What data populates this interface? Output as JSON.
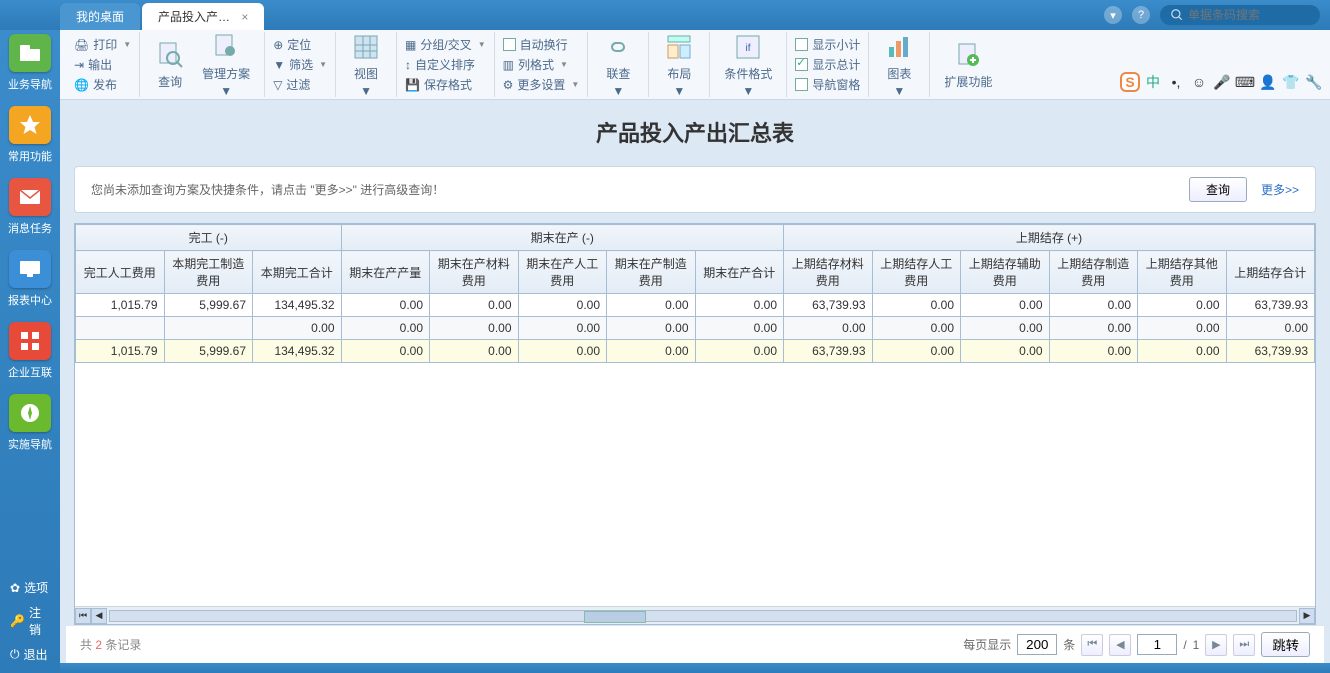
{
  "titlebar": {
    "tabs": [
      {
        "label": "我的桌面",
        "active": false
      },
      {
        "label": "产品投入产…",
        "active": true
      }
    ],
    "search_placeholder": "单据条码搜索"
  },
  "sidebar": {
    "items": [
      {
        "label": "业务导航",
        "color": "#5fb54a"
      },
      {
        "label": "常用功能",
        "color": "#f4a522"
      },
      {
        "label": "消息任务",
        "color": "#e85642"
      },
      {
        "label": "报表中心",
        "color": "#3a8fd6"
      },
      {
        "label": "企业互联",
        "color": "#e84a3a"
      },
      {
        "label": "实施导航",
        "color": "#6ab92e"
      }
    ],
    "bottom": [
      {
        "label": "选项"
      },
      {
        "label": "注销"
      },
      {
        "label": "退出"
      }
    ]
  },
  "ribbon": {
    "g1": {
      "print": "打印",
      "export": "输出",
      "publish": "发布"
    },
    "g2": {
      "query": "查询",
      "plan": "管理方案"
    },
    "g3": {
      "locate": "定位",
      "filter": "筛选",
      "clear": "过滤"
    },
    "g4": {
      "view": "视图"
    },
    "g5": {
      "group": "分组/交叉",
      "sort": "自定义排序",
      "save": "保存格式"
    },
    "g6": {
      "autowrap": "自动换行",
      "colfmt": "列格式",
      "more": "更多设置"
    },
    "g7": {
      "link": "联查"
    },
    "g8": {
      "layout": "布局"
    },
    "g9": {
      "condfmt": "条件格式"
    },
    "g10": {
      "subtotal": "显示小计",
      "total": "显示总计",
      "navpane": "导航窗格"
    },
    "g11": {
      "chart": "图表"
    },
    "g12": {
      "extend": "扩展功能"
    }
  },
  "report": {
    "title": "产品投入产出汇总表",
    "hint": "您尚未添加查询方案及快捷条件，请点击 \"更多>>\" 进行高级查询！",
    "query_btn": "查询",
    "more_link": "更多>>"
  },
  "table": {
    "groups": [
      {
        "label": "完工 (-)",
        "span": 3
      },
      {
        "label": "期末在产 (-)",
        "span": 5
      },
      {
        "label": "上期结存 (+)",
        "span": 6
      }
    ],
    "headers": [
      "完工人工费用",
      "本期完工制造费用",
      "本期完工合计",
      "期末在产产量",
      "期末在产材料费用",
      "期末在产人工费用",
      "期末在产制造费用",
      "期末在产合计",
      "上期结存材料费用",
      "上期结存人工费用",
      "上期结存辅助费用",
      "上期结存制造费用",
      "上期结存其他费用",
      "上期结存合计"
    ],
    "rows": [
      [
        "1,015.79",
        "5,999.67",
        "134,495.32",
        "0.00",
        "0.00",
        "0.00",
        "0.00",
        "0.00",
        "63,739.93",
        "0.00",
        "0.00",
        "0.00",
        "0.00",
        "63,739.93"
      ],
      [
        "",
        "",
        "0.00",
        "0.00",
        "0.00",
        "0.00",
        "0.00",
        "0.00",
        "0.00",
        "0.00",
        "0.00",
        "0.00",
        "0.00",
        "0.00"
      ],
      [
        "1,015.79",
        "5,999.67",
        "134,495.32",
        "0.00",
        "0.00",
        "0.00",
        "0.00",
        "0.00",
        "63,739.93",
        "0.00",
        "0.00",
        "0.00",
        "0.00",
        "63,739.93"
      ]
    ]
  },
  "footer": {
    "total_prefix": "共 ",
    "total_count": "2",
    "total_suffix": " 条记录",
    "perpage_label": "每页显示",
    "perpage_value": "200",
    "perpage_unit": "条",
    "page_value": "1",
    "page_sep": "/",
    "page_total": "1",
    "jump": "跳转"
  },
  "ime": {
    "label": "中"
  }
}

::::::::

Word for word, quote the lines above. Omit the pictures.

● **Response below**:
What data populates this interface? Output as JSON.
{
  "titlebar": {
    "tabs": [
      {
        "label": "我的桌面",
        "active": false
      },
      {
        "label": "产品投入产…",
        "active": true
      }
    ],
    "search_placeholder": "单据条码搜索"
  },
  "sidebar": {
    "items": [
      {
        "label": "业务导航",
        "color": "#5fb54a"
      },
      {
        "label": "常用功能",
        "color": "#f4a522"
      },
      {
        "label": "消息任务",
        "color": "#e85642"
      },
      {
        "label": "报表中心",
        "color": "#3a8fd6"
      },
      {
        "label": "企业互联",
        "color": "#e84a3a"
      },
      {
        "label": "实施导航",
        "color": "#6ab92e"
      }
    ],
    "bottom": [
      {
        "label": "选项"
      },
      {
        "label": "注销"
      },
      {
        "label": "退出"
      }
    ]
  },
  "ribbon": {
    "g1": {
      "print": "打印",
      "export": "输出",
      "publish": "发布"
    },
    "g2": {
      "query": "查询",
      "plan": "管理方案"
    },
    "g3": {
      "locate": "定位",
      "filter": "筛选",
      "clear": "过滤"
    },
    "g4": {
      "view": "视图"
    },
    "g5": {
      "group": "分组/交叉",
      "sort": "自定义排序",
      "save": "保存格式"
    },
    "g6": {
      "autowrap": "自动换行",
      "colfmt": "列格式",
      "more": "更多设置"
    },
    "g7": {
      "link": "联查"
    },
    "g8": {
      "layout": "布局"
    },
    "g9": {
      "condfmt": "条件格式"
    },
    "g10": {
      "subtotal": "显示小计",
      "total": "显示总计",
      "navpane": "导航窗格"
    },
    "g11": {
      "chart": "图表"
    },
    "g12": {
      "extend": "扩展功能"
    }
  },
  "report": {
    "title": "产品投入产出汇总表",
    "hint": "您尚未添加查询方案及快捷条件，请点击 \"更多>>\" 进行高级查询！",
    "query_btn": "查询",
    "more_link": "更多>>"
  },
  "table": {
    "groups": [
      {
        "label": "完工 (-)",
        "span": 3
      },
      {
        "label": "期末在产 (-)",
        "span": 5
      },
      {
        "label": "上期结存 (+)",
        "span": 6
      }
    ],
    "headers": [
      "完工人工费用",
      "本期完工制造费用",
      "本期完工合计",
      "期末在产产量",
      "期末在产材料费用",
      "期末在产人工费用",
      "期末在产制造费用",
      "期末在产合计",
      "上期结存材料费用",
      "上期结存人工费用",
      "上期结存辅助费用",
      "上期结存制造费用",
      "上期结存其他费用",
      "上期结存合计"
    ],
    "rows": [
      [
        "1,015.79",
        "5,999.67",
        "134,495.32",
        "0.00",
        "0.00",
        "0.00",
        "0.00",
        "0.00",
        "63,739.93",
        "0.00",
        "0.00",
        "0.00",
        "0.00",
        "63,739.93"
      ],
      [
        "",
        "",
        "0.00",
        "0.00",
        "0.00",
        "0.00",
        "0.00",
        "0.00",
        "0.00",
        "0.00",
        "0.00",
        "0.00",
        "0.00",
        "0.00"
      ],
      [
        "1,015.79",
        "5,999.67",
        "134,495.32",
        "0.00",
        "0.00",
        "0.00",
        "0.00",
        "0.00",
        "63,739.93",
        "0.00",
        "0.00",
        "0.00",
        "0.00",
        "63,739.93"
      ]
    ]
  },
  "footer": {
    "total_prefix": "共 ",
    "total_count": "2",
    "total_suffix": " 条记录",
    "perpage_label": "每页显示",
    "perpage_value": "200",
    "perpage_unit": "条",
    "page_value": "1",
    "page_sep": "/",
    "page_total": "1",
    "jump": "跳转"
  },
  "ime": {
    "label": "中"
  }
}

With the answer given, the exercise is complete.